Work instructions:
Reproduce all the entries precisely.

Saved entries:
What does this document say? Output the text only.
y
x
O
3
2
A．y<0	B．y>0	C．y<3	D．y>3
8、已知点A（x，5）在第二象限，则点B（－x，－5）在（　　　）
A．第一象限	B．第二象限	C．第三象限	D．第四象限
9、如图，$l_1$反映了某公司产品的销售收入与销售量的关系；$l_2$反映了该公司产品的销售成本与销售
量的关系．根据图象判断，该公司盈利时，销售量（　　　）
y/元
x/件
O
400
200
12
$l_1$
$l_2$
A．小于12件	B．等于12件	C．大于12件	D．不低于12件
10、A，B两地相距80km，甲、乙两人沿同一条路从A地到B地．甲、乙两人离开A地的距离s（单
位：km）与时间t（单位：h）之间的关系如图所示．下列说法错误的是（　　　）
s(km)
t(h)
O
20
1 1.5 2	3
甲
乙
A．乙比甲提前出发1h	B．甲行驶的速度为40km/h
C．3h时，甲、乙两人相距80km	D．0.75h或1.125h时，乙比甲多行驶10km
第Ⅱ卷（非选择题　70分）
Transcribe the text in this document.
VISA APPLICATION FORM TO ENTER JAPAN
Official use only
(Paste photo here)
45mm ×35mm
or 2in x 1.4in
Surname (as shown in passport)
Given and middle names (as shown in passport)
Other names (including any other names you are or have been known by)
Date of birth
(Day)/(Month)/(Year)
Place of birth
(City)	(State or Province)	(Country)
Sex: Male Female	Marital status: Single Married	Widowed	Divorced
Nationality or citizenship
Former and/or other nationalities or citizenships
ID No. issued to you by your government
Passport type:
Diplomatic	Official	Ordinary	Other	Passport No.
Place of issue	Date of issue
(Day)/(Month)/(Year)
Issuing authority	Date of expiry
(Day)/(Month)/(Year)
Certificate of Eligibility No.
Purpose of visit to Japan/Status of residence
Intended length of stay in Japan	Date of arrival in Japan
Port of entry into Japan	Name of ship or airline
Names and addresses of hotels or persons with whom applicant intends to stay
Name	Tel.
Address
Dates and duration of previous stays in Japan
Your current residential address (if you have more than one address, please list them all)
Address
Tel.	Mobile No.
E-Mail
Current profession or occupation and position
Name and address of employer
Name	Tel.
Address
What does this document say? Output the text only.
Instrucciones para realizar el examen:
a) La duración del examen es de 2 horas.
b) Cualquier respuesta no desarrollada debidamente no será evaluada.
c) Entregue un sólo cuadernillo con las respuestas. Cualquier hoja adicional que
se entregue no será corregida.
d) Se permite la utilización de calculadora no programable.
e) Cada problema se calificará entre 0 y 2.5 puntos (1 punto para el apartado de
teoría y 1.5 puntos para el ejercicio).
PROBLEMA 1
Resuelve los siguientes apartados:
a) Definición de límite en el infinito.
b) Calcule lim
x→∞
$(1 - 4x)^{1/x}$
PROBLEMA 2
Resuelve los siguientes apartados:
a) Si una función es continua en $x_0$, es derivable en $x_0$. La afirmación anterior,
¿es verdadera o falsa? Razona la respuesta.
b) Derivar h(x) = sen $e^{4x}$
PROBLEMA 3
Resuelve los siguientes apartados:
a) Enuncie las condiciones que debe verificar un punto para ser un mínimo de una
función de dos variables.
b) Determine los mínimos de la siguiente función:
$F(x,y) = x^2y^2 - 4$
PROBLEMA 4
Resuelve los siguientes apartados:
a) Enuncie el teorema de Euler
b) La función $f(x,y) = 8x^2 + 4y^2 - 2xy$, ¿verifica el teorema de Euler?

Reply:
What does this document say? Output the text only.
y
x
O
3
2
A．y<0	B．y>0	C．y<3	D．y>3
8、已知点A（x，5）在第二象限，则点B（－x，－5）在（　　　）
A．第一象限	B．第二象限	C．第三象限	D．第四象限
9、如图，$l_1$反映了某公司产品的销售收入与销售量的关系；$l_2$反映了该公司产品的销售成本与销售
量的关系．根据图象判断，该公司盈利时，销售量（　　　）
y/元
x/件
O
400
200
12
$l_1$
$l_2$
A．小于12件	B．等于12件	C．大于12件	D．不低于12件
10、A，B两地相距80km，甲、乙两人沿同一条路从A地到B地．甲、乙两人离开A地的距离s（单
位：km）与时间t（单位：h）之间的关系如图所示．下列说法错误的是（　　　）
s(km)
t(h)
O
20
1 1.5 2	3
甲
乙
A．乙比甲提前出发1h	B．甲行驶的速度为40km/h
C．3h时，甲、乙两人相距80km	D．0.75h或1.125h时，乙比甲多行驶10km
第Ⅱ卷（非选择题　70分）
Transcribe the text in this document.
VISA APPLICATION FORM TO ENTER JAPAN
Official use only
(Paste photo here)
45mm ×35mm
or 2in x 1.4in
Surname (as shown in passport)
Given and middle names (as shown in passport)
Other names (including any other names you are or have been known by)
Date of birth
(Day)/(Month)/(Year)
Place of birth
(City)	(State or Province)	(Country)
Sex: Male Female	Marital status: Single Married	Widowed	Divorced
Nationality or citizenship
Former and/or other nationalities or citizenships
ID No. issued to you by your government
Passport type:
Diplomatic	Official	Ordinary	Other	Passport No.
Place of issue	Date of issue
(Day)/(Month)/(Year)
Issuing authority	Date of expiry
(Day)/(Month)/(Year)
Certificate of Eligibility No.
Purpose of visit to Japan/Status of residence
Intended length of stay in Japan	Date of arrival in Japan
Port of entry into Japan	Name of ship or airline
Names and addresses of hotels or persons with whom applicant intends to stay
Name	Tel.
Address
Dates and duration of previous stays in Japan
Your current residential address (if you have more than one address, please list them all)
Address
Tel.	Mobile No.
E-Mail
Current profession or occupation and position
Name and address of employer
Name	Tel.
Address
What does this document say? Output the text only.
Instrucciones para realizar el examen:
a) La duración del examen es de 2 horas.
b) Cualquier respuesta no desarrollada debidamente no será evaluada.
c) Entregue un sólo cuadernillo con las respuestas. Cualquier hoja adicional que
se entregue no será corregida.
d) Se permite la utilización de calculadora no programable.
e) Cada problema se calificará entre 0 y 2.5 puntos (1 punto para el apartado de
teoría y 1.5 puntos para el ejercicio).
PROBLEMA 1
Resuelve los siguientes apartados:
a) Definición de límite en el infinito.
b) Calcule lim
x→∞
$(1 - 4x)^{1/x}$
PROBLEMA 2
Resuelve los siguientes apartados:
a) Si una función es continua en $x_0$, es derivable en $x_0$. La afirmación anterior,
¿es verdadera o falsa? Razona la respuesta.
b) Derivar h(x) = sen $e^{4x}$
PROBLEMA 3
Resuelve los siguientes apartados:
a) Enuncie las condiciones que debe verificar un punto para ser un mínimo de una
función de dos variables.
b) Determine los mínimos de la siguiente función:
$F(x,y) = x^2y^2 - 4$
PROBLEMA 4
Resuelve los siguientes apartados:
a) Enuncie el teorema de Euler
b) La función $f(x,y) = 8x^2 + 4y^2 - 2xy$, ¿verifica el teorema de Euler?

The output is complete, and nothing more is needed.